# [GOAL]
Output the records exactly. Include every line.

_ _ _ _ _

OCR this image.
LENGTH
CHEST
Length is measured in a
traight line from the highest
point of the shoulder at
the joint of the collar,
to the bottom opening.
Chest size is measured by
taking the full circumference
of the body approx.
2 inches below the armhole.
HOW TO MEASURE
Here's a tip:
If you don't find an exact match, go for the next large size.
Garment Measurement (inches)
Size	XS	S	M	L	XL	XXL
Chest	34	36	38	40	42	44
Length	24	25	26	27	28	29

_ _ _ _ _

# [RESULT OF THIS TASK]
OCR this image.
LENGTH
CHEST
Length is measured in a
traight line from the highest
point of the shoulder at
the joint of the collar,
to the bottom opening.
Chest size is measured by
taking the full circumference
of the body approx.
2 inches below the armhole.
HOW TO MEASURE
Here's a tip:
If you don't find an exact match, go for the next large size.
Garment Measurement (inches)
Size	XS	S	M	L	XL	XXL
Chest	34	36	38	40	42	44
Length	24	25	26	27	28	29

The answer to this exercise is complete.